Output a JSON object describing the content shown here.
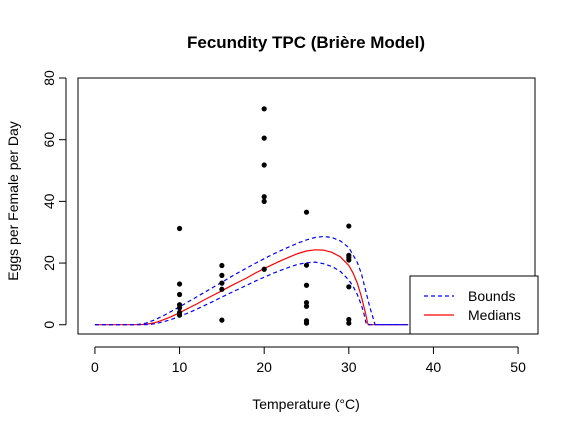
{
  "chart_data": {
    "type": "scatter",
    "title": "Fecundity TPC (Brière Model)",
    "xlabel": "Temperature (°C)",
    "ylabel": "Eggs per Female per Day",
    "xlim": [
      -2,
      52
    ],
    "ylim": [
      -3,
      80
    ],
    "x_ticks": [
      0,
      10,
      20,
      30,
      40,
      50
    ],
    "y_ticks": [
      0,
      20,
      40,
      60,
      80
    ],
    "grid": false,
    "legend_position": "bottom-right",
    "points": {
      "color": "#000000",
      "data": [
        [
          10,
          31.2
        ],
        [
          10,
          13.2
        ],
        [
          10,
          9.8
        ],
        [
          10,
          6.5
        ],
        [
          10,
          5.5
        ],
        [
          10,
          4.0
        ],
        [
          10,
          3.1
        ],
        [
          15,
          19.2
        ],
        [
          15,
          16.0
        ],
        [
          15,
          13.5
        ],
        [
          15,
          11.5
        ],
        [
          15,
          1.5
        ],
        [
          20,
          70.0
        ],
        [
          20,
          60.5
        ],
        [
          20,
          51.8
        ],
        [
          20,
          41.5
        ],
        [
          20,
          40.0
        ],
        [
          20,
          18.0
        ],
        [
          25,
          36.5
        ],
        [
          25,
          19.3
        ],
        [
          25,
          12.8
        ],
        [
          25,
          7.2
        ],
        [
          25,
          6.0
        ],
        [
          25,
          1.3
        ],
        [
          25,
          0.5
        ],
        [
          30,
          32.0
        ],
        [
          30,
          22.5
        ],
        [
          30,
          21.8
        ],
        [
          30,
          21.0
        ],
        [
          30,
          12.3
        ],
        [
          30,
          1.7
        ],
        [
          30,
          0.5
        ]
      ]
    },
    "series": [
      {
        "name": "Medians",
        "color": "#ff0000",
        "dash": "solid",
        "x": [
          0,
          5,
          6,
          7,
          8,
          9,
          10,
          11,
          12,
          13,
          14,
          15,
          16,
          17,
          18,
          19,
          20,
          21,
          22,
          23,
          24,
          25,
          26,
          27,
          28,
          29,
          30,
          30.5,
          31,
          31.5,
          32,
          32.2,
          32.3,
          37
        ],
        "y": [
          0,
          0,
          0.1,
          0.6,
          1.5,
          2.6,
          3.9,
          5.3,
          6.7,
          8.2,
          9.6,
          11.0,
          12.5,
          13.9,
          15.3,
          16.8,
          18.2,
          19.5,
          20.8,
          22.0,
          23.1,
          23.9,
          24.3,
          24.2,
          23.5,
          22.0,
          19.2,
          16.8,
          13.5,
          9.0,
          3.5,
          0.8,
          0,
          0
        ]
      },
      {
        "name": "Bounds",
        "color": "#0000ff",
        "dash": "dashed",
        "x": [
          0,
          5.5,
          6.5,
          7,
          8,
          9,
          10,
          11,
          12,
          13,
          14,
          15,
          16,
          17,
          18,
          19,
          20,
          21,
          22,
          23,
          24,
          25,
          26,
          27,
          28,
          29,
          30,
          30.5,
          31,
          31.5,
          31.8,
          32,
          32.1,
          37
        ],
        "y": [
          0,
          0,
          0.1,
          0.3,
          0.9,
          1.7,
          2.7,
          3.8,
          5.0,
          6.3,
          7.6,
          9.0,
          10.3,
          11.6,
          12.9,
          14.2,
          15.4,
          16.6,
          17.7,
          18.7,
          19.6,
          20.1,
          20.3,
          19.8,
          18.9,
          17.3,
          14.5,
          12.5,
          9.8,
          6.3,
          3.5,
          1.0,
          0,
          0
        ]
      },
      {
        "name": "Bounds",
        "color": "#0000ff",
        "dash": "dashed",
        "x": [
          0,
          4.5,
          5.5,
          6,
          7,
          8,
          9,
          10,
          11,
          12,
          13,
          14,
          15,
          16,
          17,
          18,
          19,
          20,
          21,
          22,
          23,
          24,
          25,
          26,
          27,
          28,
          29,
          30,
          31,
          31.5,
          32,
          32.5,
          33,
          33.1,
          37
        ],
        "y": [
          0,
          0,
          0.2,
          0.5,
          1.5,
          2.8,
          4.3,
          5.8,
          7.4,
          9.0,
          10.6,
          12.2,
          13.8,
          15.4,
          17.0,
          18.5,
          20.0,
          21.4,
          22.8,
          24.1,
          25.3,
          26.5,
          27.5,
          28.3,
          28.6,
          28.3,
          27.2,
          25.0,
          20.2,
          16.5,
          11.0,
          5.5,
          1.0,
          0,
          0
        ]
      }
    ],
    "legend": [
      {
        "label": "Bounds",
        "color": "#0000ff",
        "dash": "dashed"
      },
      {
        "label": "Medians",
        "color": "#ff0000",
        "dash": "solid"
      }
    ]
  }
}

....

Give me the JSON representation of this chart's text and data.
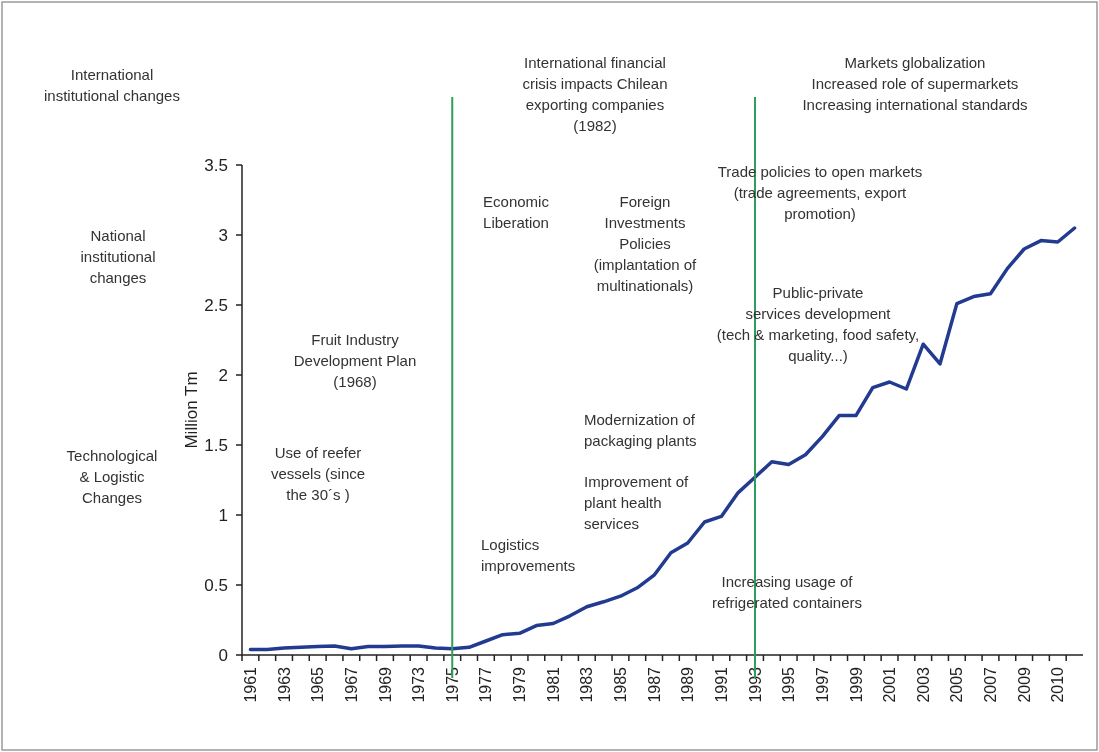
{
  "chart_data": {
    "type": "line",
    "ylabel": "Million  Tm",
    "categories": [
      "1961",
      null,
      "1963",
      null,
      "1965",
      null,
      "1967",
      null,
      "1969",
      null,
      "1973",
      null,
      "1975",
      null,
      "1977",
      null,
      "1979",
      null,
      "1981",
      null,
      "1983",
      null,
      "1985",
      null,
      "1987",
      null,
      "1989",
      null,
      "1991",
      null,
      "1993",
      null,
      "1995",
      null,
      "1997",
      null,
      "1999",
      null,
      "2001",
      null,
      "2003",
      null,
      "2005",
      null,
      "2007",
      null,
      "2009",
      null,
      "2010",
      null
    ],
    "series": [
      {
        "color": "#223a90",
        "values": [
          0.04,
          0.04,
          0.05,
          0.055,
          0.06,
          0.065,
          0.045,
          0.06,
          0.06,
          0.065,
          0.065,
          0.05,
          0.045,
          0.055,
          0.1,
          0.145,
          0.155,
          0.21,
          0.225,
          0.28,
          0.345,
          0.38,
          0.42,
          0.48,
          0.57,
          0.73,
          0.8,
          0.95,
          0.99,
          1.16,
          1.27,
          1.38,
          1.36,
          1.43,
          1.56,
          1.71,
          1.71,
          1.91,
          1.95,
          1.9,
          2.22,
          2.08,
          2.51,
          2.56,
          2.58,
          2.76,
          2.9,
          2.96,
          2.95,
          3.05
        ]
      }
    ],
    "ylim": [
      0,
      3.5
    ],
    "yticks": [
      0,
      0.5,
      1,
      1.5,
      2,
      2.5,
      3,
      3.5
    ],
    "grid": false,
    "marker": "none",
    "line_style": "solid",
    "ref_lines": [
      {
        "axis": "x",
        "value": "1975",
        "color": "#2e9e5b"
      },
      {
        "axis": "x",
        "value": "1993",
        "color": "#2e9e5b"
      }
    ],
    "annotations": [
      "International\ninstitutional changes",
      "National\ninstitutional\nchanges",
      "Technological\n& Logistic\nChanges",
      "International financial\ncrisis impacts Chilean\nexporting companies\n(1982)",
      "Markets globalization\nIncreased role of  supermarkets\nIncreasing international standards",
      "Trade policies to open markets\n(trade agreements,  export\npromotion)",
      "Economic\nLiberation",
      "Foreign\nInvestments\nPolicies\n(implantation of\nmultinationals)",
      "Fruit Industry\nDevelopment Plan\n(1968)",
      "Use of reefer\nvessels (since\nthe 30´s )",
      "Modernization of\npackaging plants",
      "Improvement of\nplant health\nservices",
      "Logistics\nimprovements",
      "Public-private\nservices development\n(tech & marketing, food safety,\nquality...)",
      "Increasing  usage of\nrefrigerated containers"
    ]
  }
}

....

### Job
Of all the lines above, how many contain the word "ylabel"? Answer with only the number.

### Solution
2